● **THE INPUT**
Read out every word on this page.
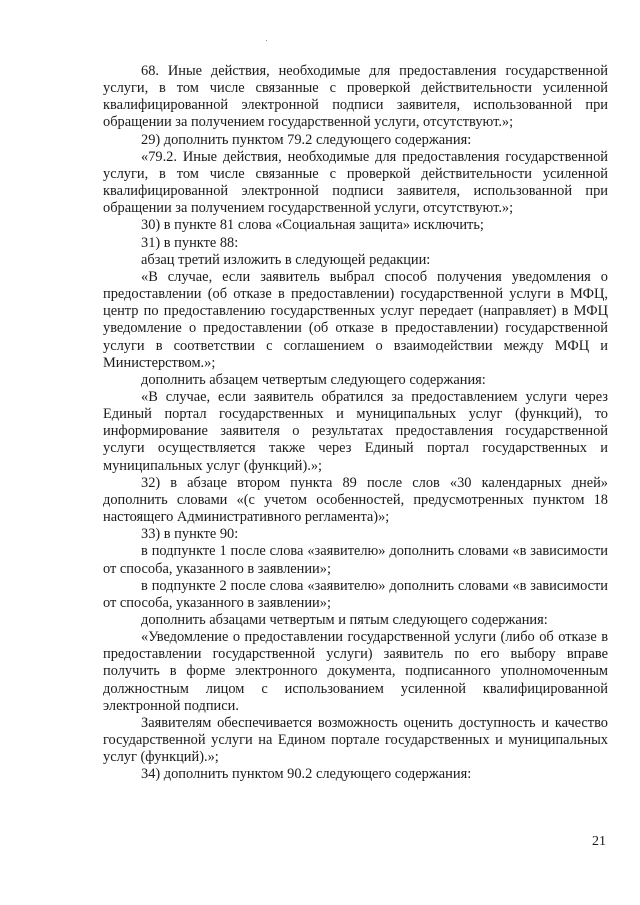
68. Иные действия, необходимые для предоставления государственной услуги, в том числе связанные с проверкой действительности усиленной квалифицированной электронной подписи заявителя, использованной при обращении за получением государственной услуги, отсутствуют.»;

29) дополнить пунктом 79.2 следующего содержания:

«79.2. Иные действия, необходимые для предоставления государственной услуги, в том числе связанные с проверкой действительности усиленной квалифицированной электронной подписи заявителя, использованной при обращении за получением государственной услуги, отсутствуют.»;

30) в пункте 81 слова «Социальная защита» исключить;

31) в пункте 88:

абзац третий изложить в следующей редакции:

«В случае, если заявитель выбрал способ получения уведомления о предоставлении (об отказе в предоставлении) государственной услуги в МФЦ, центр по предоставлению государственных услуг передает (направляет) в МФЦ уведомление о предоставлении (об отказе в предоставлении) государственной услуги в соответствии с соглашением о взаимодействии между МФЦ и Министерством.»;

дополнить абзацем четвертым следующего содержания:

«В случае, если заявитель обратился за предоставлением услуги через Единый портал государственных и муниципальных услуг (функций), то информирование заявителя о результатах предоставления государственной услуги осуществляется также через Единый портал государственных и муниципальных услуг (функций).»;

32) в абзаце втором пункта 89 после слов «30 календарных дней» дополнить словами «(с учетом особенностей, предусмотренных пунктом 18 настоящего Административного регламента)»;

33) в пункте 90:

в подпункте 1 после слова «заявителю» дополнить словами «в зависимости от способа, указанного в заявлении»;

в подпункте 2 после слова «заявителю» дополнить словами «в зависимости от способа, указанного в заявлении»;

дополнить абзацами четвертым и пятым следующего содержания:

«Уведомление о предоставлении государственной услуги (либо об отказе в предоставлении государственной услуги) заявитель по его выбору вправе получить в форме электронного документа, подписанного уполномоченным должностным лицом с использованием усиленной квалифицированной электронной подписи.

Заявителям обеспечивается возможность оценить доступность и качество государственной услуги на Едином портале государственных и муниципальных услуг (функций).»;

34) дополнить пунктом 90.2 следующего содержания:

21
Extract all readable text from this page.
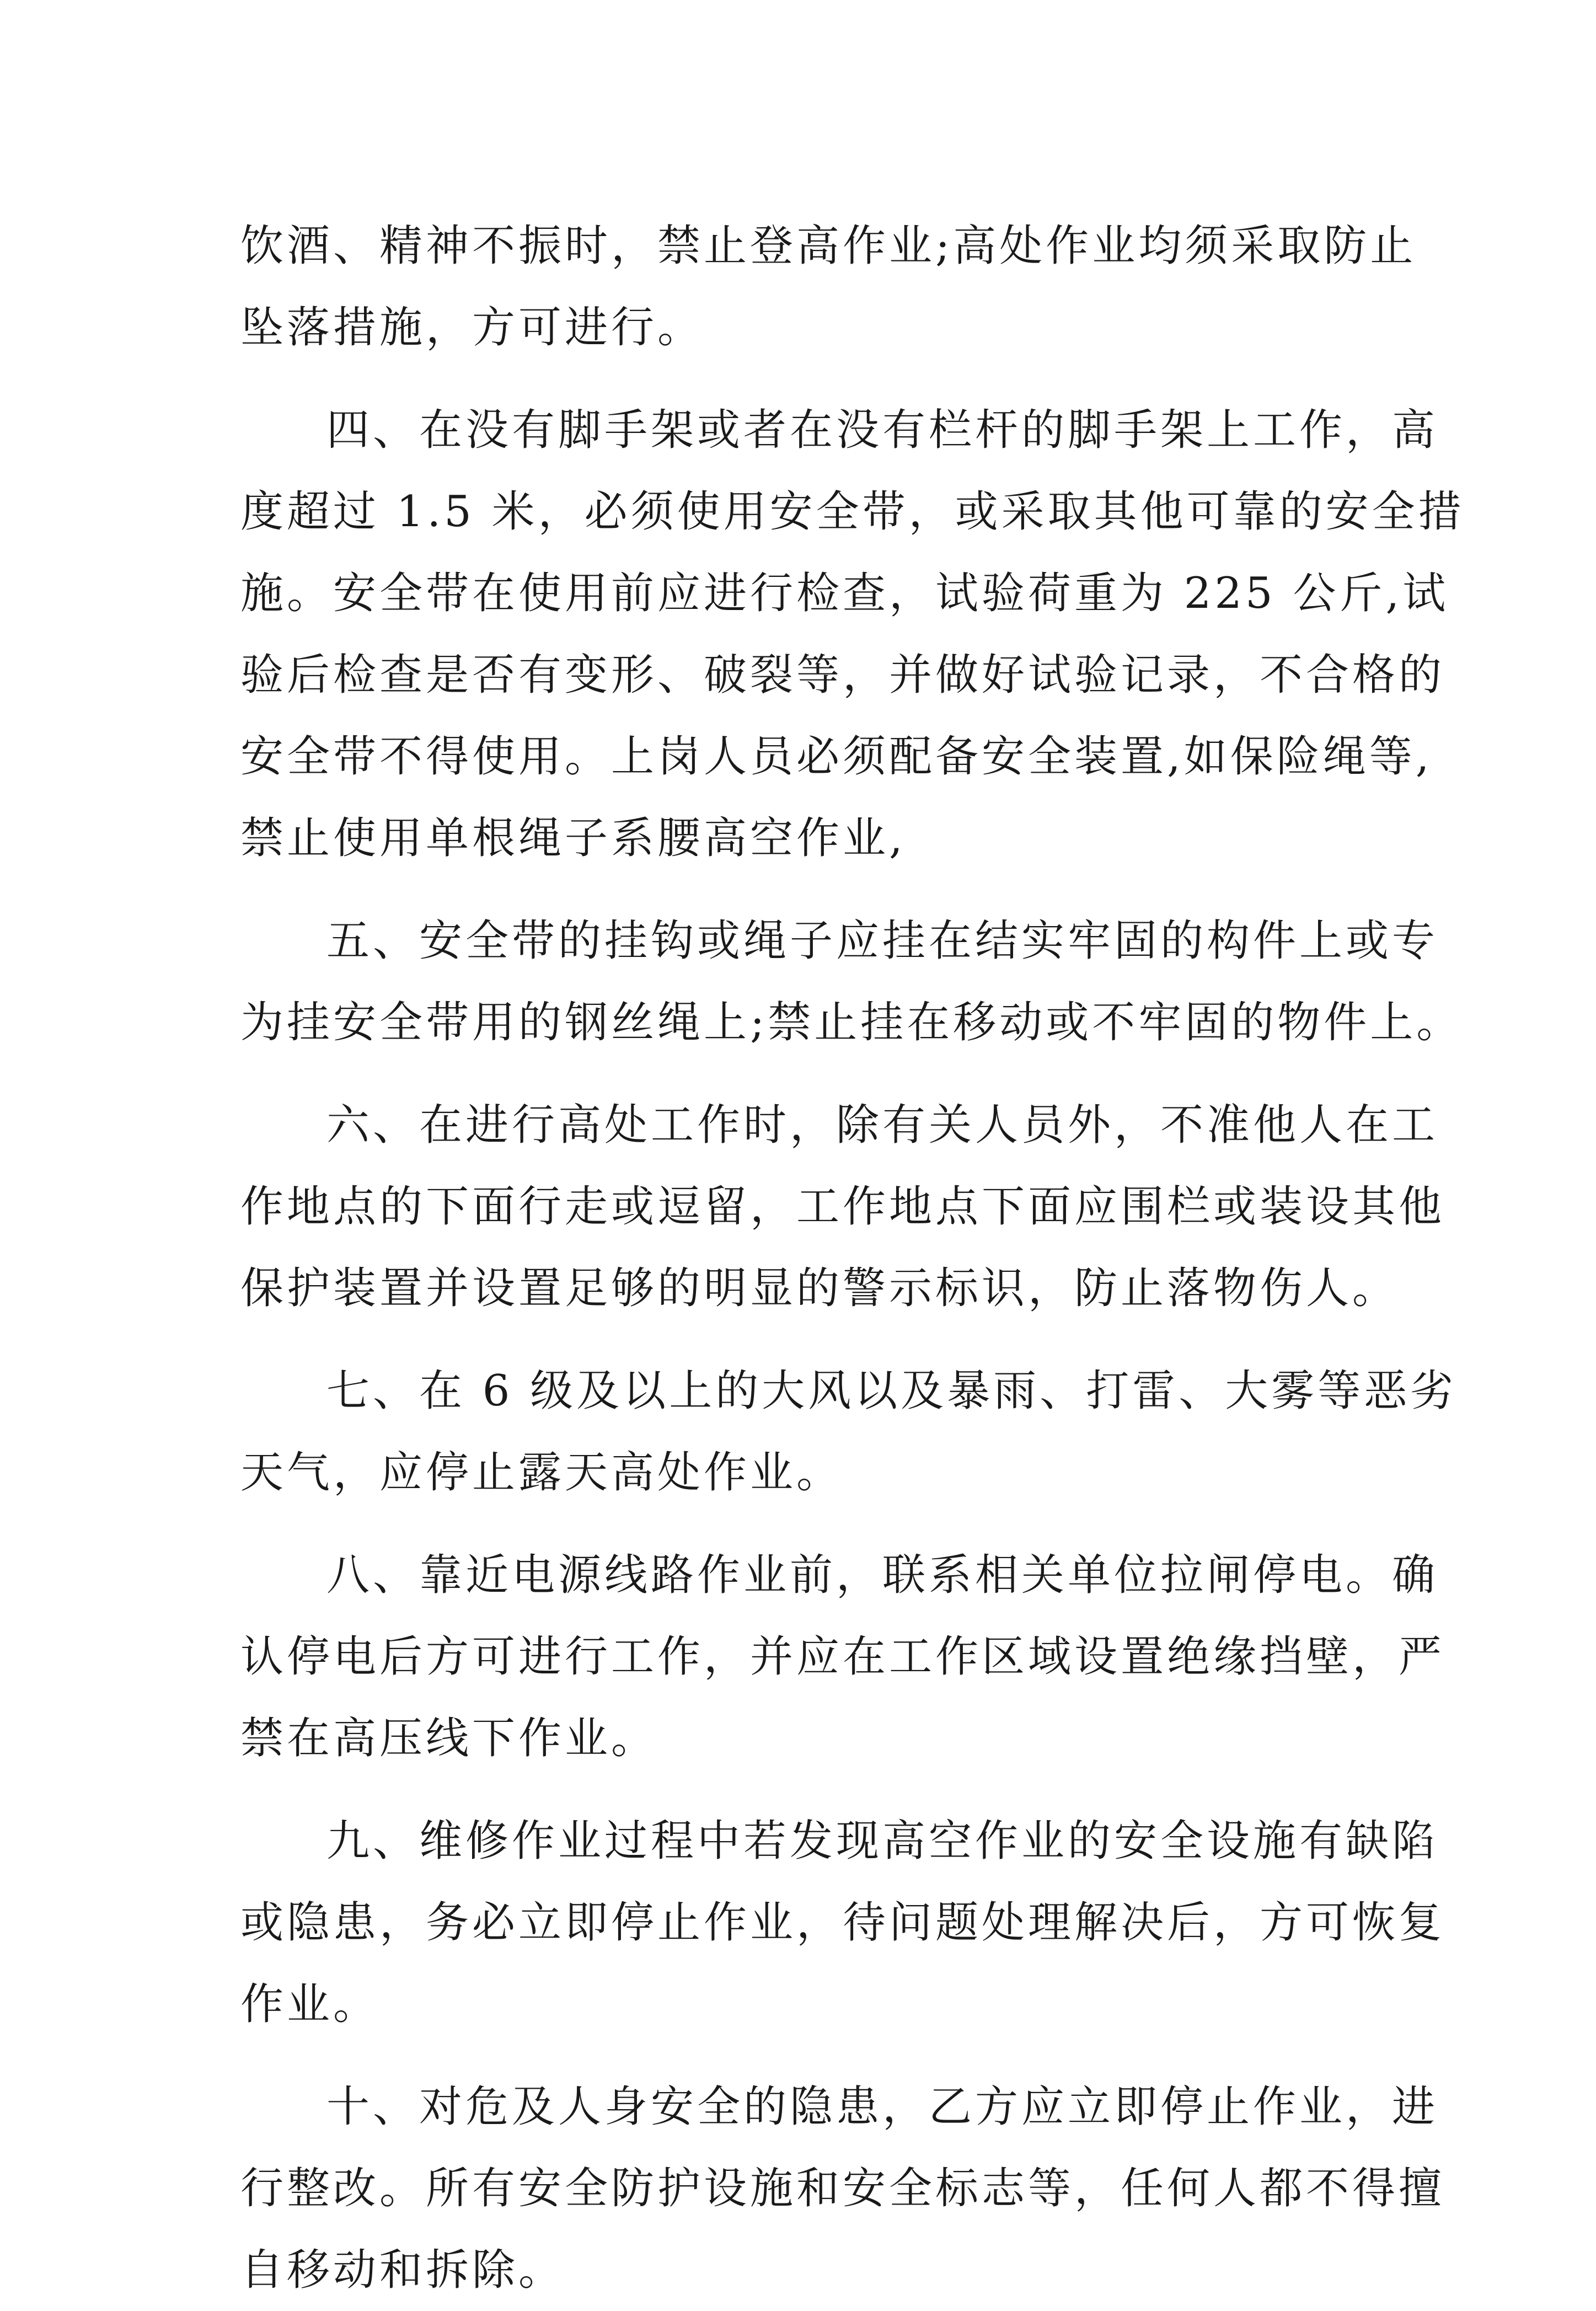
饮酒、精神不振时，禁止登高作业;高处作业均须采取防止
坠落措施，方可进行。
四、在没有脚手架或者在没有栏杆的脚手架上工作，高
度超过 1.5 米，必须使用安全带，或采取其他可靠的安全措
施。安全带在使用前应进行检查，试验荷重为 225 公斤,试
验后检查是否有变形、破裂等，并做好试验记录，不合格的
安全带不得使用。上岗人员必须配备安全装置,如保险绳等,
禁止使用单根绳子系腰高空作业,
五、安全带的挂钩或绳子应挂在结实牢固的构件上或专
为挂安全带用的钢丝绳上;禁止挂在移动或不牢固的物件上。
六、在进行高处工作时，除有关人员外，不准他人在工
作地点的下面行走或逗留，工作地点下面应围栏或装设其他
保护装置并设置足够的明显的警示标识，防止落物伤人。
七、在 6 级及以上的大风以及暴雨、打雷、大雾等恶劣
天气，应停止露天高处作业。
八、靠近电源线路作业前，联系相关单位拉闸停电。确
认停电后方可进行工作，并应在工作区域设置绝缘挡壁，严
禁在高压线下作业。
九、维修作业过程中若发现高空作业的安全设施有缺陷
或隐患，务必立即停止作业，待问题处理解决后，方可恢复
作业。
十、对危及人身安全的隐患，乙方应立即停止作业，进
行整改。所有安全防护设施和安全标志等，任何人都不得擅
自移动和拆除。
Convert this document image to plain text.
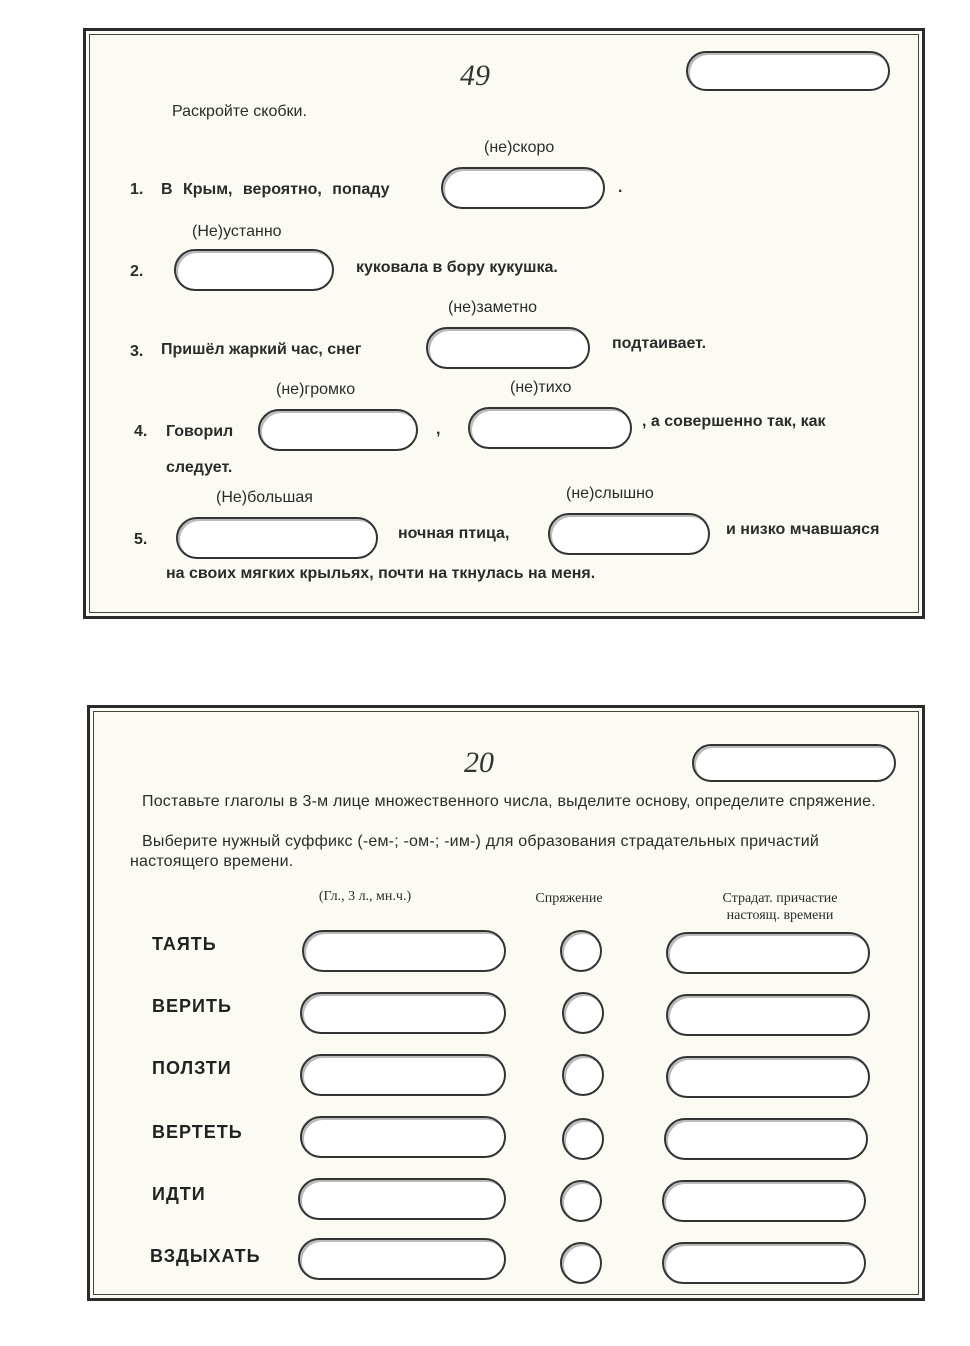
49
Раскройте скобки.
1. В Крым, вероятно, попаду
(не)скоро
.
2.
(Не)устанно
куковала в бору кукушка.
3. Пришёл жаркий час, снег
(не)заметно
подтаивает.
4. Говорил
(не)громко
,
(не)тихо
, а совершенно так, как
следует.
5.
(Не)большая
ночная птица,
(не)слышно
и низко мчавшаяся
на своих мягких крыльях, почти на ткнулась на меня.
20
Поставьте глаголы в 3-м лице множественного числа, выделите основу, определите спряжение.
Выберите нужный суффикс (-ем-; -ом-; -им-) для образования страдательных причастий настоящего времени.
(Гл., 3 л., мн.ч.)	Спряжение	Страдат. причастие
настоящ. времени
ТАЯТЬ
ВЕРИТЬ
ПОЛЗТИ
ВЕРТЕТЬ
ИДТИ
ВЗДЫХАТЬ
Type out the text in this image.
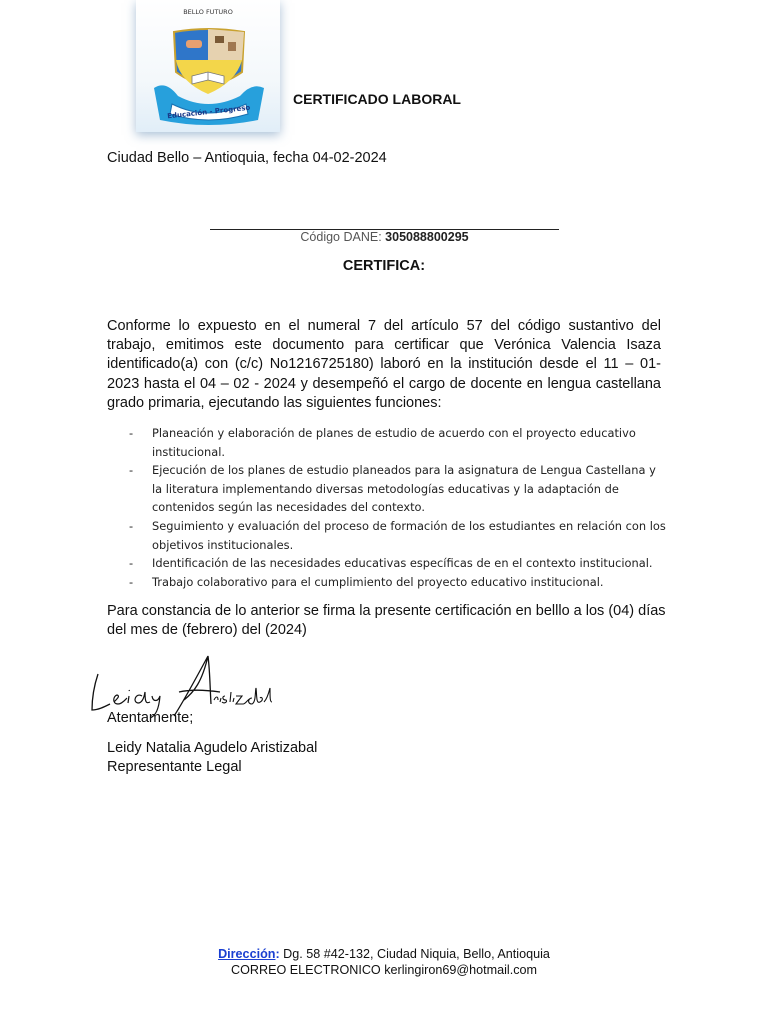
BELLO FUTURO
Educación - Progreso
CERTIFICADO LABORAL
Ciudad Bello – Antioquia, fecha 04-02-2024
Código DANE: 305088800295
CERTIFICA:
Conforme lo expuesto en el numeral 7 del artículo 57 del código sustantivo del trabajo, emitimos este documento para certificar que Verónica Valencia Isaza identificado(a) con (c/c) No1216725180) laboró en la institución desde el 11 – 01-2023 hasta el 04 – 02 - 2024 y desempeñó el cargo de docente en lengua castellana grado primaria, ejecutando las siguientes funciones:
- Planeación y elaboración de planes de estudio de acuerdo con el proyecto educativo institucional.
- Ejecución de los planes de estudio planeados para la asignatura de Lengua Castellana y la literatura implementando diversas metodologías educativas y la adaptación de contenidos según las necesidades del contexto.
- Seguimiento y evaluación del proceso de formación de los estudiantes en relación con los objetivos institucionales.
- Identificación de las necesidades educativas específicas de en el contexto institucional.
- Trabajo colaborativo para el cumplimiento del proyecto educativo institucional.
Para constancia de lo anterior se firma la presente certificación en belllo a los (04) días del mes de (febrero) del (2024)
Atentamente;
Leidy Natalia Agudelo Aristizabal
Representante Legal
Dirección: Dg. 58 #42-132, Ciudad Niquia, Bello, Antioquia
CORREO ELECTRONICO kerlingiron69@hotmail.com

● **STATED EXERCISE**
Quote the preceding listing precisely and completely, omitting its images.

● **ANSWER BELOW**
Read out every word on this page.
68. Иные действия, необходимые для предоставления государственной услуги, в том числе связанные с проверкой действительности усиленной квалифицированной электронной подписи заявителя, использованной при обращении за получением государственной услуги, отсутствуют.»;

29) дополнить пунктом 79.2 следующего содержания:

«79.2. Иные действия, необходимые для предоставления государственной услуги, в том числе связанные с проверкой действительности усиленной квалифицированной электронной подписи заявителя, использованной при обращении за получением государственной услуги, отсутствуют.»;

30) в пункте 81 слова «Социальная защита» исключить;

31) в пункте 88:

абзац третий изложить в следующей редакции:

«В случае, если заявитель выбрал способ получения уведомления о предоставлении (об отказе в предоставлении) государственной услуги в МФЦ, центр по предоставлению государственных услуг передает (направляет) в МФЦ уведомление о предоставлении (об отказе в предоставлении) государственной услуги в соответствии с соглашением о взаимодействии между МФЦ и Министерством.»;

дополнить абзацем четвертым следующего содержания:

«В случае, если заявитель обратился за предоставлением услуги через Единый портал государственных и муниципальных услуг (функций), то информирование заявителя о результатах предоставления государственной услуги осуществляется также через Единый портал государственных и муниципальных услуг (функций).»;

32) в абзаце втором пункта 89 после слов «30 календарных дней» дополнить словами «(с учетом особенностей, предусмотренных пунктом 18 настоящего Административного регламента)»;

33) в пункте 90:

в подпункте 1 после слова «заявителю» дополнить словами «в зависимости от способа, указанного в заявлении»;

в подпункте 2 после слова «заявителю» дополнить словами «в зависимости от способа, указанного в заявлении»;

дополнить абзацами четвертым и пятым следующего содержания:

«Уведомление о предоставлении государственной услуги (либо об отказе в предоставлении государственной услуги) заявитель по его выбору вправе получить в форме электронного документа, подписанного уполномоченным должностным лицом с использованием усиленной квалифицированной электронной подписи.

Заявителям обеспечивается возможность оценить доступность и качество государственной услуги на Едином портале государственных и муниципальных услуг (функций).»;

34) дополнить пунктом 90.2 следующего содержания:

21
Extract all readable text from this page.
饮酒、精神不振时，禁止登高作业;高处作业均须采取防止
坠落措施，方可进行。
四、在没有脚手架或者在没有栏杆的脚手架上工作，高
度超过 1.5 米，必须使用安全带，或采取其他可靠的安全措
施。安全带在使用前应进行检查，试验荷重为 225 公斤,试
验后检查是否有变形、破裂等，并做好试验记录，不合格的
安全带不得使用。上岗人员必须配备安全装置,如保险绳等,
禁止使用单根绳子系腰高空作业,
五、安全带的挂钩或绳子应挂在结实牢固的构件上或专
为挂安全带用的钢丝绳上;禁止挂在移动或不牢固的物件上。
六、在进行高处工作时，除有关人员外，不准他人在工
作地点的下面行走或逗留，工作地点下面应围栏或装设其他
保护装置并设置足够的明显的警示标识，防止落物伤人。
七、在 6 级及以上的大风以及暴雨、打雷、大雾等恶劣
天气，应停止露天高处作业。
八、靠近电源线路作业前，联系相关单位拉闸停电。确
认停电后方可进行工作，并应在工作区域设置绝缘挡壁，严
禁在高压线下作业。
九、维修作业过程中若发现高空作业的安全设施有缺陷
或隐患，务必立即停止作业，待问题处理解决后，方可恢复
作业。
十、对危及人身安全的隐患，乙方应立即停止作业，进
行整改。所有安全防护设施和安全标志等，任何人都不得擅
自移动和拆除。
Convert this document image to plain text.
49
Раскройте скобки.
1. В Крым, вероятно, попаду
(не)скоро
.
2.
(Не)устанно
куковала в бору кукушка.
3. Пришёл жаркий час, снег
(не)заметно
подтаивает.
4. Говорил
(не)громко
,
(не)тихо
, а совершенно так, как
следует.
5.
(Не)большая
ночная птица,
(не)слышно
и низко мчавшаяся
на своих мягких крыльях, почти на ткнулась на меня.
20
Поставьте глаголы в 3-м лице множественного числа, выделите основу, определите спряжение.
Выберите нужный суффикс (-ем-; -ом-; -им-) для образования страдательных причастий настоящего времени.
(Гл., 3 л., мн.ч.)	Спряжение	Страдат. причастие
настоящ. времени
ТАЯТЬ
ВЕРИТЬ
ПОЛЗТИ
ВЕРТЕТЬ
ИДТИ
ВЗДЫХАТЬ
Type out the text in this image.
BELLO FUTURO
Educación - Progreso
CERTIFICADO LABORAL
Ciudad Bello – Antioquia, fecha 04-02-2024
Código DANE: 305088800295
CERTIFICA:
Conforme lo expuesto en el numeral 7 del artículo 57 del código sustantivo del trabajo, emitimos este documento para certificar que Verónica Valencia Isaza identificado(a) con (c/c) No1216725180) laboró en la institución desde el 11 – 01-2023 hasta el 04 – 02 - 2024 y desempeñó el cargo de docente en lengua castellana grado primaria, ejecutando las siguientes funciones:
- Planeación y elaboración de planes de estudio de acuerdo con el proyecto educativo institucional.
- Ejecución de los planes de estudio planeados para la asignatura de Lengua Castellana y la literatura implementando diversas metodologías educativas y la adaptación de contenidos según las necesidades del contexto.
- Seguimiento y evaluación del proceso de formación de los estudiantes en relación con los objetivos institucionales.
- Identificación de las necesidades educativas específicas de en el contexto institucional.
- Trabajo colaborativo para el cumplimiento del proyecto educativo institucional.
Para constancia de lo anterior se firma la presente certificación en belllo a los (04) días del mes de (febrero) del (2024)
Atentamente;
Leidy Natalia Agudelo Aristizabal
Representante Legal
Dirección: Dg. 58 #42-132, Ciudad Niquia, Bello, Antioquia
CORREO ELECTRONICO kerlingiron69@hotmail.com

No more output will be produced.